La visite de l’exposition que La Piscine de Roubaix consacre à Camille Claudel –Au miroir d’un art nouveau– à l’occasion du 150e anniversaire de sa naissance, nous a donné l’envie irrépressible de relire la fabuleuse biographie que Dominique Bona dédie au duo passionnel qu’elle forme avec son frère, l’écrivain Paul Claudel (Ed. Grasset, 2006). Je vous engage vivement à visiter l’une – vous avez jusqu’au 8 février – et dévorer l’autre ( désormais parue en édition de poche)
Née le 8 décembre 1864 à Fère-en-Tardenois, Camille Claudel voue, dès la tendre enfance, une affection profonde, nourrie de complicité et d’un même caractère « éruptif », au « petit Paul », son cadet de quatre ans. Entre les deux, Louise, née en février 1866, ne trouve pas sa place; par contre, elle bénéficie de la préférence affichée de sa mère, Louise – Athénaïs Cerveaux, dont elle partage le prénom.
En retrait – et manque – d’affection maternelle, Camille et Paul forgent des liens solidaires.
Louis-Prosper Claudel, le père, découvre rapidement les talents conjugués de Camille pour la sculpture, Paul, pour l’écriture. Il décide d’emmener la famille à Paris, au dam de son épouse qui lui préfère sa province natale, regrette de la sacrifier à l’ambition de ses enfants.
« Camille ne sera jamais la Galatée de Rodin, une marionnette docile, malléable comme de la glaise – attitude qui lui est par nature étrangère »
On situe vers 1882 la rencontre initiale d’Auguste Rodin et de Camille Claudel. Le Maître a 42 ans, une maîtresse attitrée, Rose Beuret et un fils naturel, Auguste, auquel il ne consent que son prénom; Camille n’a que 18 ans.
Une liaison faite d’apprentissage, d’admiration mutuelle et d’échanges intenses s’amorce qui prive Paul de la relation exclusive qu’il entretient avec sa soeur. S’il a, bien sûr, une place prépondérante dans la formation de Camille, Auguste Rodin lui permet surtout de sublimer un savoir-faire déjà existant, de se révéler à elle-même. De son côté, Auguste Rodin, voit son inspiration se « sensualiser » au contact de Camille.
Le vide -relatif- laissé par Camille se comble pour Paul d’une double révélation: celles de la poésie rimbaldienne et de la Vierge Marie, qui ancre profondément sa foi. Il se choisit une carrière consulaire qui lui permet de fuir Paris et le propulse en Amérique, Chine, Brésil, Allemagne… nourrissant son imaginaire de découvertes multiples, accentuant, au fil des ans, le décalage avec la vie sédentaire, solitaire, précaire, de sa soeur. Carrière aidant, il sera fait ambassadeur au Japon, Etats-Unis et … à Bruxelles.

● ● ● ● ●

◆ ÉNONCÉ A ◆
Dans les enregistrements, mettez à jour les lignes en commençant à celle qui contient « Detect and localize » et en vous arrêtant après celle qui contient « y-tick-label: 1,0 xyxy=(78,677,121,712) ». Remplacez « data-marker » par « plot-marker », ne modifiez rien d'autre et omettez les images.

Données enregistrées
● ● ● ● ●

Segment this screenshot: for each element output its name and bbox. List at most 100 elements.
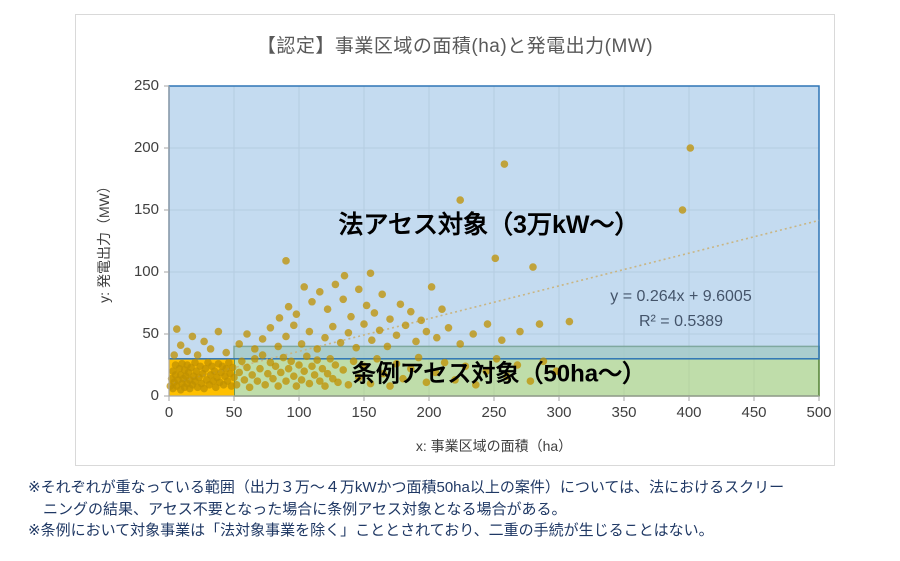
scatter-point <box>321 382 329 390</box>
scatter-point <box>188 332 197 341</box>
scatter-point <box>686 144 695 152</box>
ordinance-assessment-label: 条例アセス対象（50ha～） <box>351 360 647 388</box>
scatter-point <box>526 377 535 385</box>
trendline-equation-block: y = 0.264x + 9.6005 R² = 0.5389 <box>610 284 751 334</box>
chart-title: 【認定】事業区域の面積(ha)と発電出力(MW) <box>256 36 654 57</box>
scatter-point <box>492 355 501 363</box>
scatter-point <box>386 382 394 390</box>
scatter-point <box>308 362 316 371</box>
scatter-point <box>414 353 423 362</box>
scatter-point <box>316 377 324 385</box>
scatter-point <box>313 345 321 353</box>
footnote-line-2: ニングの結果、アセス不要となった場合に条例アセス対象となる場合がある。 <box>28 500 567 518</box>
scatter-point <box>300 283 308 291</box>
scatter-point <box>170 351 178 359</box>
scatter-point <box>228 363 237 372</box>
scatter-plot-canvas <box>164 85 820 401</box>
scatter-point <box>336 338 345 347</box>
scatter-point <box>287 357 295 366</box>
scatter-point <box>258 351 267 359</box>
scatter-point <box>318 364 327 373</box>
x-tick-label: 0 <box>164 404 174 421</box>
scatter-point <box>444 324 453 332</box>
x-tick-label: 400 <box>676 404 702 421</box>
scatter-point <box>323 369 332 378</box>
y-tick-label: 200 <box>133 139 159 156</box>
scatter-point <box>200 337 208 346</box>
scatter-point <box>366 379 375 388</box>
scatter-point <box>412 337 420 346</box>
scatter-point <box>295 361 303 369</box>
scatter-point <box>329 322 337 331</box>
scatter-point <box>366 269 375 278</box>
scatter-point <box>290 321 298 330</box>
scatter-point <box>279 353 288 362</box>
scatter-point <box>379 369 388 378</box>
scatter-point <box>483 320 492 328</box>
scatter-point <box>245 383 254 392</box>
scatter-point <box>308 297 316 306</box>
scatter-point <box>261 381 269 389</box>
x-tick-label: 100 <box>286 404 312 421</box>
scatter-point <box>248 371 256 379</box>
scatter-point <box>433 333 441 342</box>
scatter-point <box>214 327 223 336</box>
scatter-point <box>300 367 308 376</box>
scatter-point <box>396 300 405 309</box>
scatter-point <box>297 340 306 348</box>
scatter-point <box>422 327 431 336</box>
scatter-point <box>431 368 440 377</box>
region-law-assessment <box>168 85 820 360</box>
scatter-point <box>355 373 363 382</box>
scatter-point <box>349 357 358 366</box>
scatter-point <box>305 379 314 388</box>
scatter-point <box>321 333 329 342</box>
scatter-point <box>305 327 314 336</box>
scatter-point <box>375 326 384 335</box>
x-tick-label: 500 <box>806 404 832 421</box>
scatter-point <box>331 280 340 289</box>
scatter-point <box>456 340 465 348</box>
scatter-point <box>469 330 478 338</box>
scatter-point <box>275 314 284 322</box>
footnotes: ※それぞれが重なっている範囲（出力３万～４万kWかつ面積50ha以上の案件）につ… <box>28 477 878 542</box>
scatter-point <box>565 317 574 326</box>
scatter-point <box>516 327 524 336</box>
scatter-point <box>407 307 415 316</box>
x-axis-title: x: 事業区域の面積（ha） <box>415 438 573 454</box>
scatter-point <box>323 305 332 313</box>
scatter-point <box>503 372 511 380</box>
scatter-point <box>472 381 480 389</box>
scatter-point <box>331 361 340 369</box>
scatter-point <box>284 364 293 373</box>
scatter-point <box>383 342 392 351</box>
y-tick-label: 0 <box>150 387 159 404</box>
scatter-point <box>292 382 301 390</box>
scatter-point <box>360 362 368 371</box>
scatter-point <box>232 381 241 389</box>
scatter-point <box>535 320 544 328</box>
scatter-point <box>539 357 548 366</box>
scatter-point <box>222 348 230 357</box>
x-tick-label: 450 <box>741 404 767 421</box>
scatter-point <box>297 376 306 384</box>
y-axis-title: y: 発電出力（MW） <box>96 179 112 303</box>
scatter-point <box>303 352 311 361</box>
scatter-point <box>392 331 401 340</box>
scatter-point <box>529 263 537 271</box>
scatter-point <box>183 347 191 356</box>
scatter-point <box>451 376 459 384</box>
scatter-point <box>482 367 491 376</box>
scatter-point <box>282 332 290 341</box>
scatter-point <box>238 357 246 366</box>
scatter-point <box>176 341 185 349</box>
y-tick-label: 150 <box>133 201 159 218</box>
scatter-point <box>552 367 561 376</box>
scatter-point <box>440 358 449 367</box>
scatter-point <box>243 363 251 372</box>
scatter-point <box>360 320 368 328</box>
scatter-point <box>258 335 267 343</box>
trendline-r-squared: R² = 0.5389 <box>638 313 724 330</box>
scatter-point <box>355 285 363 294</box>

● ● ● ● ●

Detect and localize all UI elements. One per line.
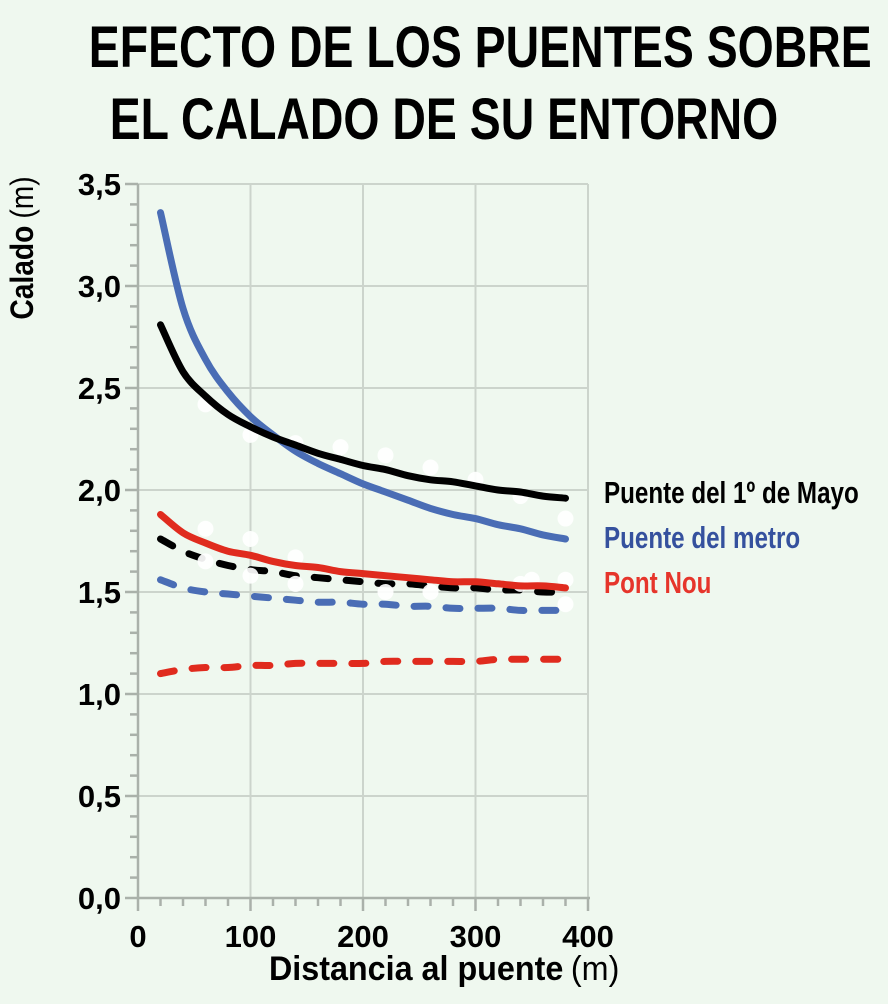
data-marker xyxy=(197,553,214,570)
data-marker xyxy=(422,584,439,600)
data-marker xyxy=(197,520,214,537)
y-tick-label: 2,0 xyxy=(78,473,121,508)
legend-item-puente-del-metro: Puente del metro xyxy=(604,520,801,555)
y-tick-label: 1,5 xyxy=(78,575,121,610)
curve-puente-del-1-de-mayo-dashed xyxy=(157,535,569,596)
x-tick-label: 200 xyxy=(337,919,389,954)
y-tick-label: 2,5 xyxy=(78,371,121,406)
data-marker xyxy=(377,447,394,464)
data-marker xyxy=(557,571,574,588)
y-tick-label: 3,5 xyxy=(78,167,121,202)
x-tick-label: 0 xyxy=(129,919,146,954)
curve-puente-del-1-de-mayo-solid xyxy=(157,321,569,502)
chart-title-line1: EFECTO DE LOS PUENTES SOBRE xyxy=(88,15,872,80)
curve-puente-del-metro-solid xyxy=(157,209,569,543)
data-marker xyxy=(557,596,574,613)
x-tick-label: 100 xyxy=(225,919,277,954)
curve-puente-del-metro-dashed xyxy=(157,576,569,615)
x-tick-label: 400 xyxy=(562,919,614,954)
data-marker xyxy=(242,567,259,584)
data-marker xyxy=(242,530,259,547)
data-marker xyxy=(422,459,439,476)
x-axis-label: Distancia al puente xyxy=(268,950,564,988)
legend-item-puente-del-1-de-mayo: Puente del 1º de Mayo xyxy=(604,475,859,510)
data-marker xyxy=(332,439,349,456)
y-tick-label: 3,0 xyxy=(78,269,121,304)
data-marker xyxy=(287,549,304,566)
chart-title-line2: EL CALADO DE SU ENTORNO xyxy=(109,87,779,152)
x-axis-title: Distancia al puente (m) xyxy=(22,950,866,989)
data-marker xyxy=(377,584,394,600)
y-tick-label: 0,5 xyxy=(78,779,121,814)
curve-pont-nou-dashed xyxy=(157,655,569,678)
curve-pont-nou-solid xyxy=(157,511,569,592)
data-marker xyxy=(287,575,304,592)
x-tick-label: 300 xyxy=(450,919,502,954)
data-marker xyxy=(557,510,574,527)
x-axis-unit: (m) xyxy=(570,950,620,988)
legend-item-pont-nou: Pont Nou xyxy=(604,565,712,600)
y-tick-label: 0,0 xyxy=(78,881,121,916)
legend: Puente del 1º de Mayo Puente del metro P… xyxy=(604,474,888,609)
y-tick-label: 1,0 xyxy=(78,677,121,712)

● ● ● ● ●

◆ ÉNONCÉ B ◆
Selon le texte sur Camille Claudel, vers quelle année situe-t-on la première rencontre entre Auguste Rodin et Camille Claudel ?

◆ RÉPONSE RÉDIGÉE A ◆
Detect and localize all UI elements. One per line.
plot-marker xyxy=(197,553,214,570)
plot-marker xyxy=(422,584,439,600)
plot-marker xyxy=(197,520,214,537)
y-tick-label: 2,0 xyxy=(78,473,121,508)
legend-item-puente-del-metro: Puente del metro xyxy=(604,520,801,555)
y-tick-label: 1,5 xyxy=(78,575,121,610)
curve-puente-del-1-de-mayo-dashed xyxy=(157,535,569,596)
x-tick-label: 200 xyxy=(337,919,389,954)
y-tick-label: 2,5 xyxy=(78,371,121,406)
plot-marker xyxy=(377,447,394,464)
plot-marker xyxy=(557,571,574,588)
y-tick-label: 3,5 xyxy=(78,167,121,202)
x-tick-label: 0 xyxy=(129,919,146,954)
curve-puente-del-1-de-mayo-solid xyxy=(157,321,569,502)
chart-title-line1: EFECTO DE LOS PUENTES SOBRE xyxy=(88,15,872,80)
curve-puente-del-metro-solid xyxy=(157,209,569,543)
plot-marker xyxy=(557,596,574,613)
x-tick-label: 100 xyxy=(225,919,277,954)
curve-puente-del-metro-dashed xyxy=(157,576,569,615)
x-tick-label: 400 xyxy=(562,919,614,954)
plot-marker xyxy=(242,567,259,584)
plot-marker xyxy=(242,530,259,547)
plot-marker xyxy=(422,459,439,476)
x-axis-label: Distancia al puente xyxy=(268,950,564,988)
legend-item-puente-del-1-de-mayo: Puente del 1º de Mayo xyxy=(604,475,859,510)
plot-marker xyxy=(332,439,349,456)
y-tick-label: 3,0 xyxy=(78,269,121,304)
plot-marker xyxy=(287,549,304,566)
chart-title-line2: EL CALADO DE SU ENTORNO xyxy=(109,87,779,152)
x-axis-title: Distancia al puente (m) xyxy=(22,950,866,989)
plot-marker xyxy=(377,584,394,600)
y-tick-label: 0,5 xyxy=(78,779,121,814)
curve-pont-nou-dashed xyxy=(157,655,569,678)
curve-pont-nou-solid xyxy=(157,511,569,592)
plot-marker xyxy=(287,575,304,592)
x-tick-label: 300 xyxy=(450,919,502,954)
plot-marker xyxy=(557,510,574,527)
x-axis-unit: (m) xyxy=(570,950,620,988)
legend-item-pont-nou: Pont Nou xyxy=(604,565,712,600)
y-tick-label: 0,0 xyxy=(78,881,121,916)
legend: Puente del 1º de Mayo Puente del metro P… xyxy=(604,474,888,609)
y-tick-label: 1,0 xyxy=(78,677,121,712)

◆ RÉPONSE RÉDIGÉE B ◆
Vers 1882.